▶ TASK OBJECTIVE:
Write out the material exactly, with the pictures left out.

▶ INFORMATION PROVIDED:
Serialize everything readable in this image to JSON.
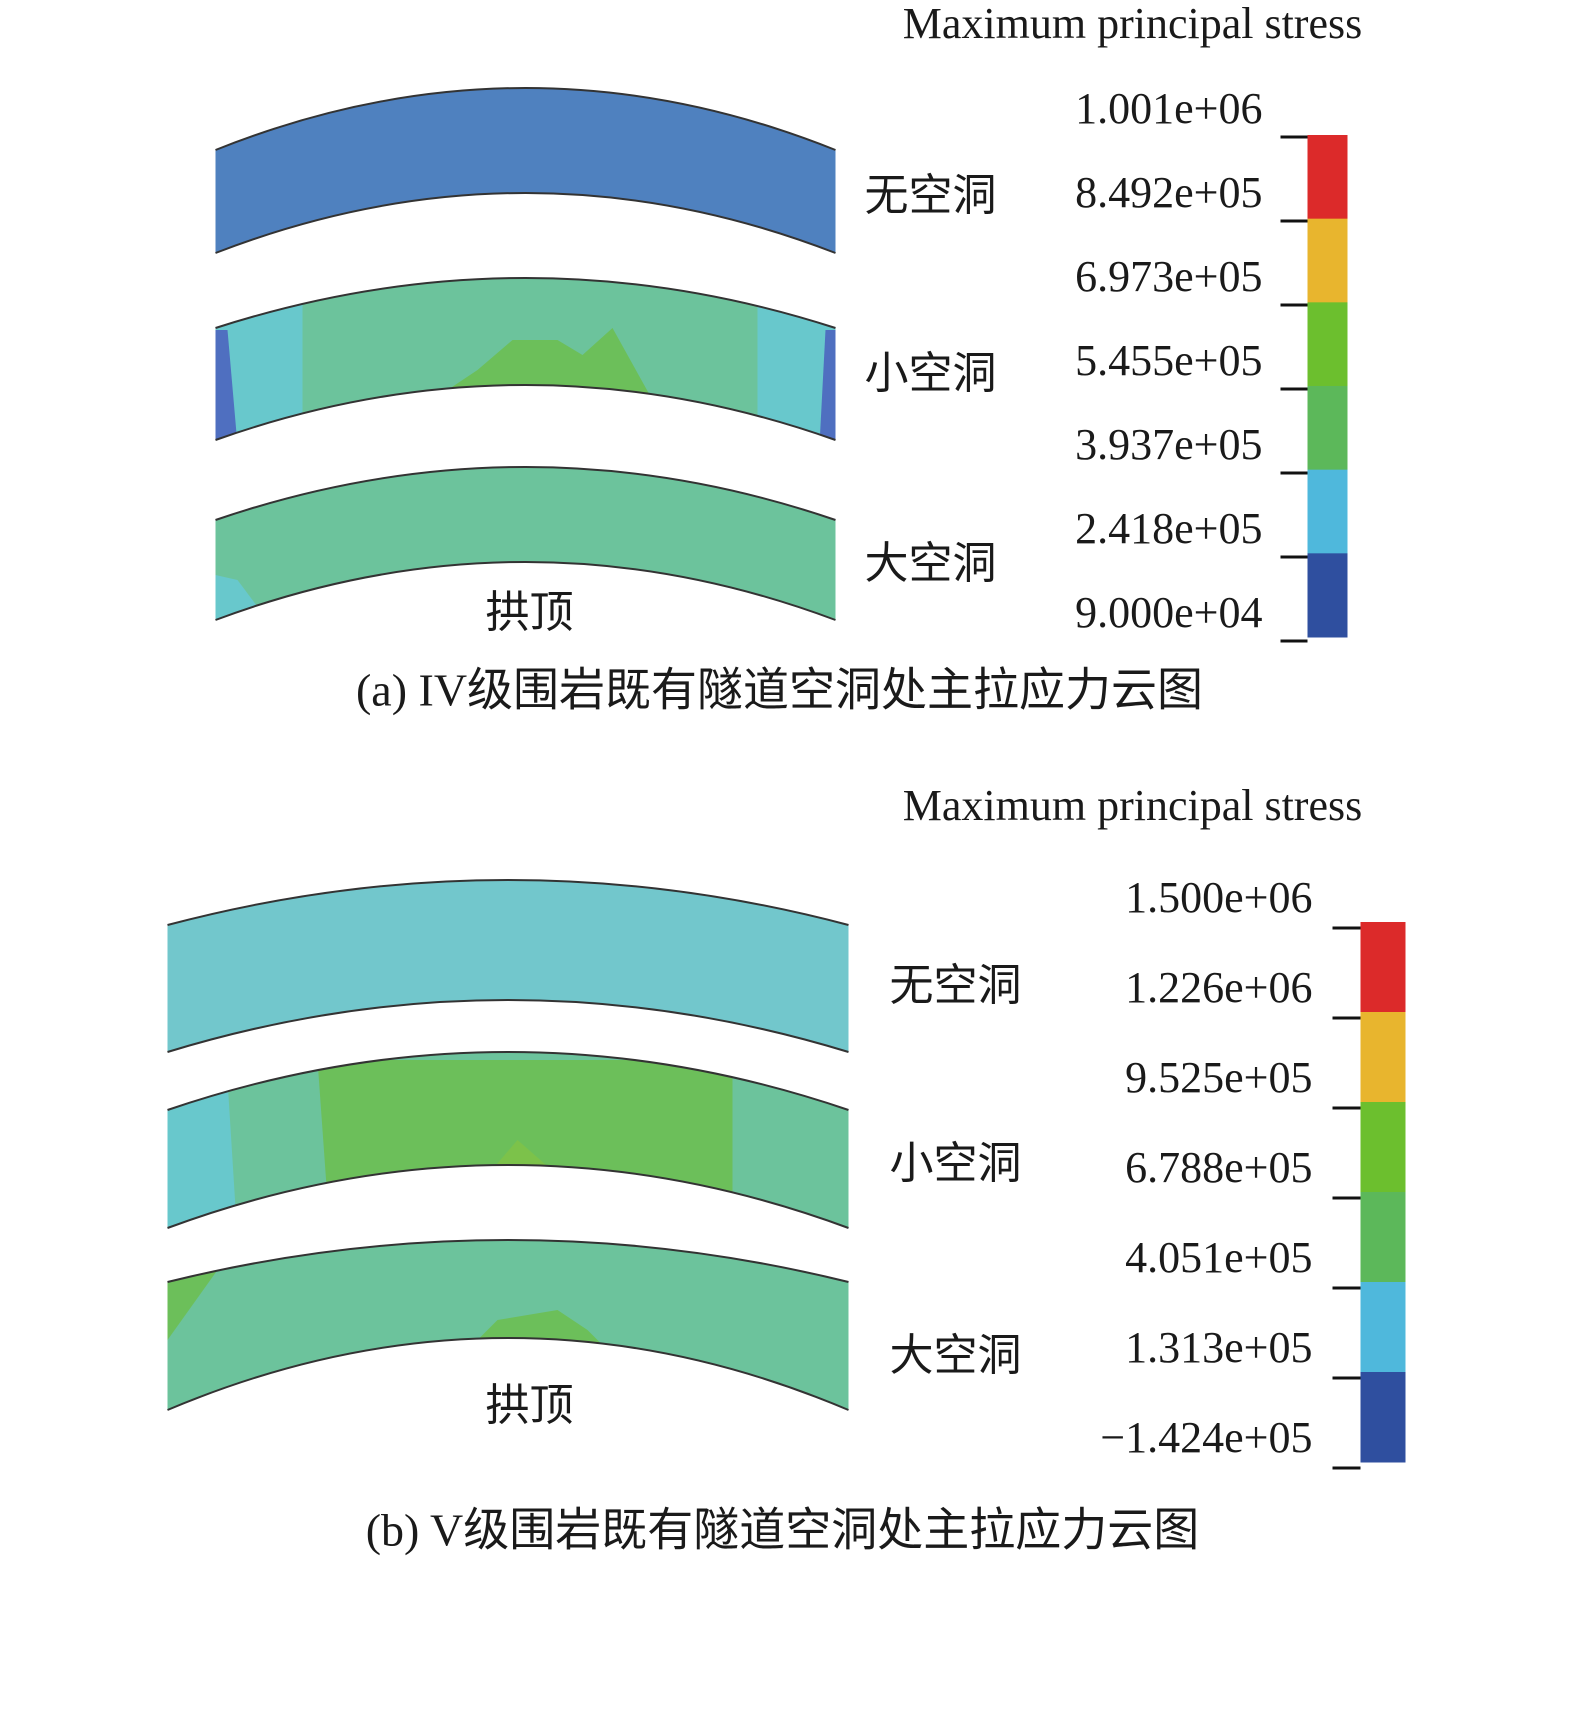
{
  "panels": [
    {
      "legend_title": "Maximum principal stress",
      "legend_labels": [
        "1.001e+06",
        "8.492e+05",
        "6.973e+05",
        "5.455e+05",
        "3.937e+05",
        "2.418e+05",
        "9.000e+04"
      ],
      "arch_labels": [
        "无空洞",
        "小空洞",
        "大空洞"
      ],
      "crown_label": "拱顶",
      "caption": "(a) IV级围岩既有隧道空洞处主拉应力云图"
    },
    {
      "legend_title": "Maximum principal stress",
      "legend_labels": [
        "1.500e+06",
        "1.226e+06",
        "9.525e+05",
        "6.788e+05",
        "4.051e+05",
        "1.313e+05",
        "−1.424e+05"
      ],
      "arch_labels": [
        "无空洞",
        "小空洞",
        "大空洞"
      ],
      "crown_label": "拱顶",
      "caption": "(b) V级围岩既有隧道空洞处主拉应力云图"
    }
  ]
}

▶ TASK RESPONSE:
Serialize everything readable in this image to JSON.
{
  "panels": [
    {
      "legend_title": "Maximum principal stress",
      "legend_labels": [
        "1.001e+06",
        "8.492e+05",
        "6.973e+05",
        "5.455e+05",
        "3.937e+05",
        "2.418e+05",
        "9.000e+04"
      ],
      "arch_labels": [
        "无空洞",
        "小空洞",
        "大空洞"
      ],
      "crown_label": "拱顶",
      "caption": "(a) IV级围岩既有隧道空洞处主拉应力云图"
    },
    {
      "legend_title": "Maximum principal stress",
      "legend_labels": [
        "1.500e+06",
        "1.226e+06",
        "9.525e+05",
        "6.788e+05",
        "4.051e+05",
        "1.313e+05",
        "−1.424e+05"
      ],
      "arch_labels": [
        "无空洞",
        "小空洞",
        "大空洞"
      ],
      "crown_label": "拱顶",
      "caption": "(b) V级围岩既有隧道空洞处主拉应力云图"
    }
  ]
}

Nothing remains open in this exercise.